Entries
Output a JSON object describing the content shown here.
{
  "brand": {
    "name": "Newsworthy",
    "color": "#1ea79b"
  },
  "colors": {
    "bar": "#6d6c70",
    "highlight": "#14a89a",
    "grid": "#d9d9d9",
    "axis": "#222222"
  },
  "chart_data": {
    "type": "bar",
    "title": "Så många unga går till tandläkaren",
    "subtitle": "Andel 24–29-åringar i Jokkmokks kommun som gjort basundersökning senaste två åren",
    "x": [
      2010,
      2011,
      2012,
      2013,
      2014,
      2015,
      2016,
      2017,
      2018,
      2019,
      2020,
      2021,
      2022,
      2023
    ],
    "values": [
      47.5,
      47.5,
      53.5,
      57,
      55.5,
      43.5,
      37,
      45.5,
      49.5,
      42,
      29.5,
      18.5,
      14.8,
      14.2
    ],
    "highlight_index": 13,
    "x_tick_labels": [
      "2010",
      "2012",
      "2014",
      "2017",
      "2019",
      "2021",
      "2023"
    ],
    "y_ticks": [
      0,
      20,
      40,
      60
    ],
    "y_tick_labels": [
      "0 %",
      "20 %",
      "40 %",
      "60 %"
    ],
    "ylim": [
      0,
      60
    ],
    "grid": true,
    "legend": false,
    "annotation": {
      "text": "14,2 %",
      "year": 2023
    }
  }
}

Directions for this task
Reproduce the material above without altering a single character.

The reply
Output a JSON object describing the content shown here.
{
  "brand": {
    "name": "Newsworthy",
    "color": "#1ea79b"
  },
  "colors": {
    "bar": "#6d6c70",
    "highlight": "#14a89a",
    "grid": "#d9d9d9",
    "axis": "#222222"
  },
  "chart_data": {
    "type": "bar",
    "title": "Så många unga går till tandläkaren",
    "subtitle": "Andel 24–29-åringar i Jokkmokks kommun som gjort basundersökning senaste två åren",
    "x": [
      2010,
      2011,
      2012,
      2013,
      2014,
      2015,
      2016,
      2017,
      2018,
      2019,
      2020,
      2021,
      2022,
      2023
    ],
    "values": [
      47.5,
      47.5,
      53.5,
      57,
      55.5,
      43.5,
      37,
      45.5,
      49.5,
      42,
      29.5,
      18.5,
      14.8,
      14.2
    ],
    "highlight_index": 13,
    "x_tick_labels": [
      "2010",
      "2012",
      "2014",
      "2017",
      "2019",
      "2021",
      "2023"
    ],
    "y_ticks": [
      0,
      20,
      40,
      60
    ],
    "y_tick_labels": [
      "0 %",
      "20 %",
      "40 %",
      "60 %"
    ],
    "ylim": [
      0,
      60
    ],
    "grid": true,
    "legend": false,
    "annotation": {
      "text": "14,2 %",
      "year": 2023
    }
  }
}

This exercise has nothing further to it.